--- Start Page text ---
Record array help

classic Classic list List threaded Threaded
6 messages Options
Reply | Threaded
Open this post in threaded view
|

Record array help

Johann Rohwer
Hi,

Not sure whether to ask here or on the matplotlib list, but since it's
mainly a numpy/scipy issue I thought I'd try here first.

Is there any extended documentation/tutorial on record arrays? The NumPy
book is pretty cryptic about this and I'm still very new to the concept. I'm
using the csv2rec function from matplotlib (pylab) to generate a record
array from data that's in a CSV file. The CSV file basically has column
labels in the first row and numerical data in all subsequent rows. The
issues I'm struggling with are:

1. Is it possible to change the dtype of a field after the record array has
been created?

2. The CSV file has missing data points - how do I turn these into python
'None' elements in the record array? (If I leave that element empty in the
CSV file, then csv2rec complains about not being able to handle the import;
if I put 'None' in the CSV file (without quotes), then the whole field
including the 'None' and all the other float data is converted into a string
dtype, rendering the numerical data useless).

3. Is it possible to obtain a subset of the original data (corresponding to
two or more columns of the CSV file) as a conventional 2D numpy array, or
can I access the data only individually by column (i.e. field in the record
array)?

Any pointers would be appreciated!
Johann

_______________________________________________
SciPy-user mailing list
[hidden email]
http://projects.scipy.org/mailman/listinfo/scipy-user
Reply | Threaded
Open this post in threaded view
|

Re: Record array help

Stéfan van der Walt
Hi Johann

2008/5/19 Johann Rohwer <[hidden email]>:
> Is there any extended documentation/tutorial on record arrays?

There is an introduction here:

http://www.scipy.org/RecordArrays

> 1. Is it possible to change the dtype of a field after the record array has
> been created?

It can be done, but often it is not very useful:

In [3]: dt = np.dtype([('x',np.uint8),('y',np.uint8)])

In [4]: np.array([(1,2),(3,4)],dtype=dt)
Out[4]:
array([(1, 2), (3, 4)],
      dtype=[('x', '|u1'), ('y', '|u1')])

In [5]: _.view(np.uint16)
Out[5]: array([ 513, 1027], dtype=uint16)

I suspect what you want to do is to change one 'column' from, say, int
to float, and reinterpret the data.  For that, you'll need to make a
copy.

> 2. The CSV file has missing data points - how do I turn these into python
> 'None' elements in the record array? (If I leave that element empty in the
> CSV file, then csv2rec complains about not being able to handle the import;
> if I put 'None' in the CSV file (without quotes), then the whole field
> including the 'None' and all the other float data is converted into a string
> dtype, rendering the numerical data useless).

Maybe `numpy.loadtxt` could be of some use.

> 3. Is it possible to obtain a subset of the original data (corresponding to
> two or more columns of the CSV file) as a conventional 2D numpy array, or
> can I access the data only individually by column (i.e. field in the record
> array)?
--- End Page text ---
__Problems__.
(1) Based on the record array thread, decide whether each statement agrees with it: (a) Johann builds his record array with the csv2rec function from matplotlib. (b) Writing None into the CSV file keeps the float data in that field numerical. (c) Stéfan says that changing a column from int to float requires making a copy.
(2) In the record array thread, which function does Stéfan suggest for the problem of missing data points?
(3) Return the passage of the record array thread from "In [4]: np.array([(1,2),(3,4)],dtype=dt)" to "513, 1027], dtype=uint16)" without any changes.
--- Start Listed entries ---
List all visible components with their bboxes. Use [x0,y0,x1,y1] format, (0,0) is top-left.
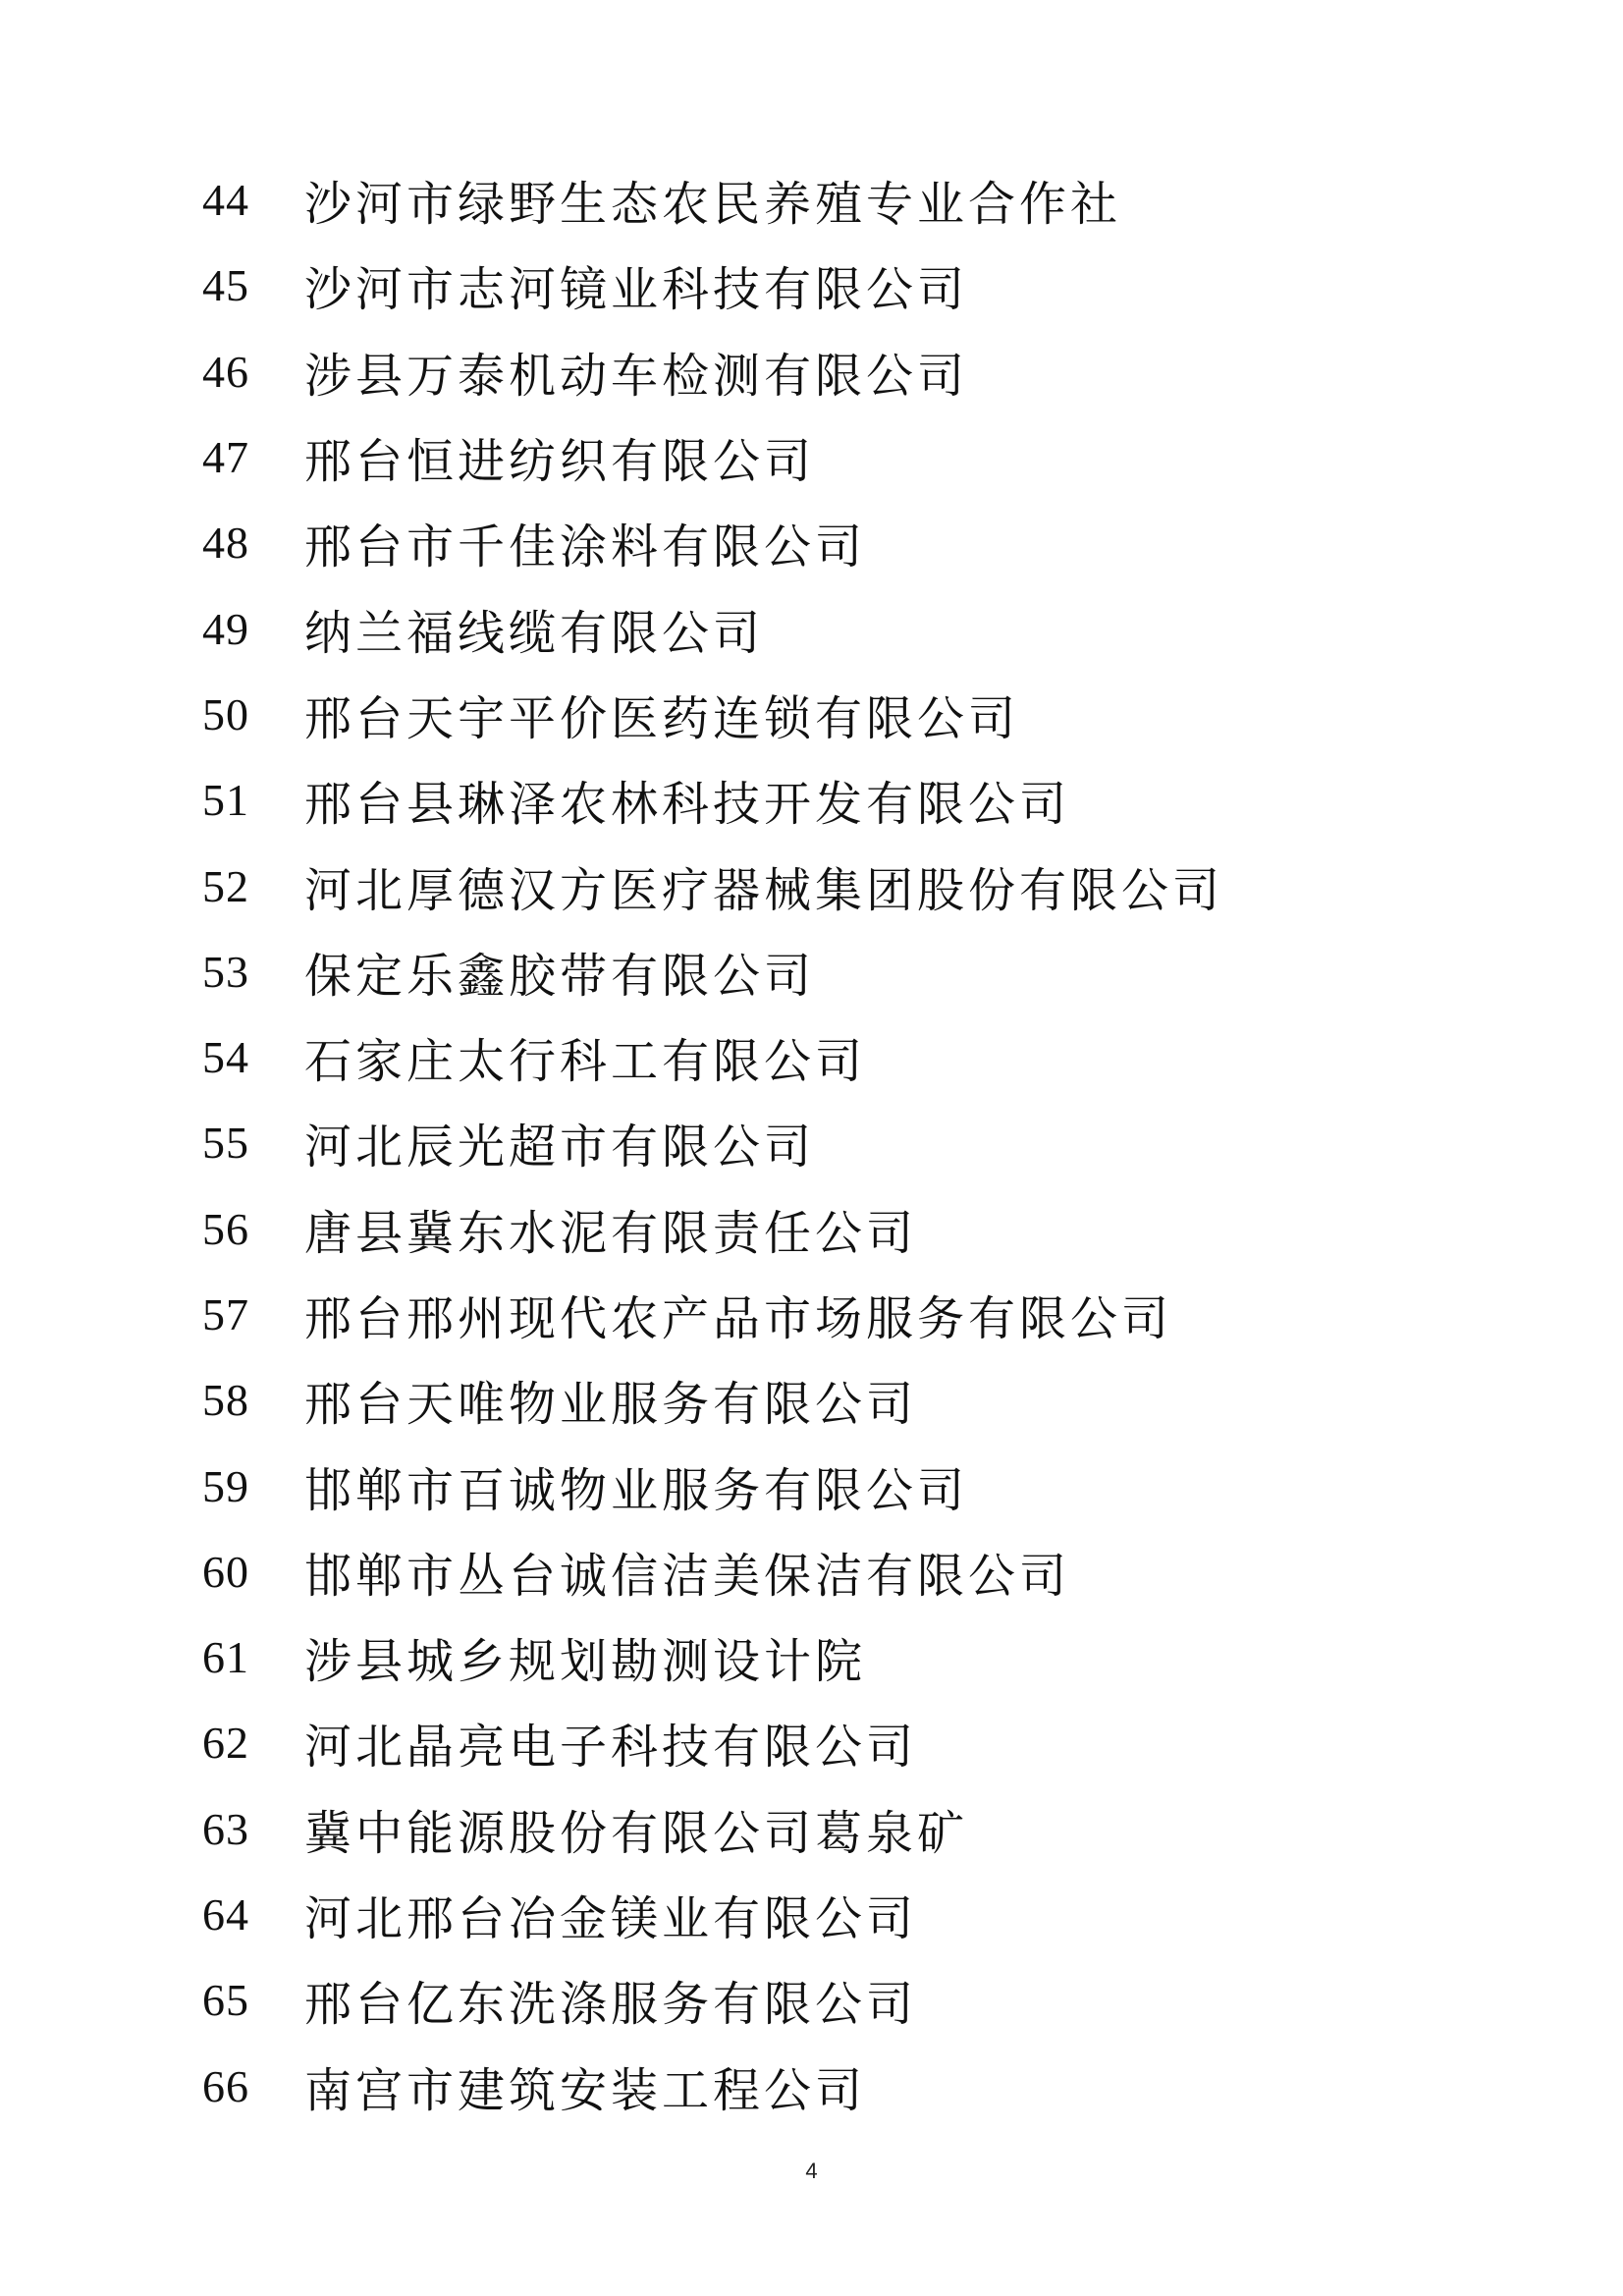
list-item-company-name: 邢台县琳泽农林科技开发有限公司 [304,777,1071,833]
list-item-number: 51 [202,775,249,826]
list-item [202,1014,1479,1100]
list-item-company-name: 邢台恒进纺织有限公司 [304,434,816,490]
list-item-company-name: 河北邢台冶金镁业有限公司 [304,1891,918,1947]
list-item [202,1872,1479,1957]
list-item-company-name: 沙河市志河镜业科技有限公司 [304,262,969,318]
list-item [202,414,1479,500]
list-item-company-name: 保定乐鑫胶带有限公司 [304,948,816,1004]
list-item [202,500,1479,585]
company-list [202,157,1479,2129]
list-item-number: 44 [202,175,249,226]
list-item-number: 56 [202,1203,249,1254]
list-item-company-name: 涉县城乡规划勘测设计院 [304,1634,867,1690]
list-item-company-name: 唐县冀东水泥有限责任公司 [304,1205,918,1261]
list-item [202,1786,1479,1872]
list-item [202,157,1479,243]
list-item [202,1100,1479,1185]
list-item [202,843,1479,928]
list-item-company-name: 河北辰光超市有限公司 [304,1120,816,1175]
page-number: 4 [805,2159,818,2183]
list-item [202,1272,1479,1357]
list-item-number: 53 [202,946,249,997]
list-item-number: 64 [202,1889,249,1941]
list-item-company-name: 邢台天宇平价医药连锁有限公司 [304,690,1020,746]
list-item [202,1443,1479,1528]
list-item-company-name: 邢台邢州现代农产品市场服务有限公司 [304,1291,1173,1346]
list-item-company-name: 邢台市千佳涂料有限公司 [304,519,867,575]
list-item [202,2044,1479,2129]
list-item-number: 62 [202,1718,249,1769]
list-item-number: 49 [202,603,249,654]
list-item-company-name: 河北晶亮电子科技有限公司 [304,1720,918,1776]
list-item-number: 60 [202,1546,249,1597]
list-item-company-name: 南宫市建筑安装工程公司 [304,2062,867,2118]
list-item-number: 58 [202,1375,249,1426]
list-item-company-name: 邯郸市百诚物业服务有限公司 [304,1462,969,1518]
list-item [202,329,1479,414]
list-item [202,929,1479,1014]
list-item [202,672,1479,757]
list-item-number: 55 [202,1118,249,1169]
list-item-company-name: 涉县万泰机动车检测有限公司 [304,348,969,404]
list-item-number: 48 [202,518,249,569]
list-item [202,1700,1479,1785]
list-item-number: 47 [202,432,249,483]
list-item-number: 52 [202,860,249,911]
list-item [202,1186,1479,1272]
list-item-company-name: 邯郸市丛台诚信洁美保洁有限公司 [304,1548,1071,1604]
list-item-company-name: 河北厚德汉方医疗器械集团股份有限公司 [304,862,1224,918]
list-item-number: 59 [202,1460,249,1511]
list-item-number: 54 [202,1032,249,1083]
list-item-number: 50 [202,688,249,739]
list-item-number: 61 [202,1632,249,1683]
list-item [202,585,1479,671]
list-item-number: 46 [202,346,249,397]
list-item-company-name: 沙河市绿野生态农民养殖专业合作社 [304,177,1122,233]
list-item-company-name: 纳兰福线缆有限公司 [304,605,765,661]
list-item [202,1357,1479,1443]
list-item-number: 45 [202,260,249,311]
list-item-company-name: 冀中能源股份有限公司葛泉矿 [304,1805,969,1861]
list-item-number: 57 [202,1289,249,1339]
list-item [202,243,1479,328]
list-item-company-name: 石家庄太行科工有限公司 [304,1034,867,1090]
list-item-number: 65 [202,1975,249,2026]
list-item-company-name: 邢台天唯物业服务有限公司 [304,1377,918,1433]
list-item [202,757,1479,843]
list-item [202,1614,1479,1700]
list-item-number: 63 [202,1803,249,1854]
list-item [202,1529,1479,1614]
list-item-company-name: 邢台亿东洗涤服务有限公司 [304,1977,918,2033]
list-item-number: 66 [202,2060,249,2111]
list-item [202,1957,1479,2043]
--- End Listed entries ---
__Solved problems__.
(1)
(a) Yes: "I'm using the csv2rec function from matplotlib (pylab) to generate a record array from data that's in a CSV file."
(b) No: "then the whole field including the 'None' and all the other float data is converted into a string dtype, rendering the numerical data useless"
(c) Yes: "For that, you'll need to make a copy."

(2) `numpy.loadtxt`

(3)
In [4]: np.array([(1,2),(3,4)],dtype=dt)
Out[4]:
array([(1, 2), (3, 4)],
      dtype=[('x', '|u1'), ('y', '|u1')])

In [5]: _.view(np.uint16)
Out[5]: array([ 513, 1027], dtype=uint16)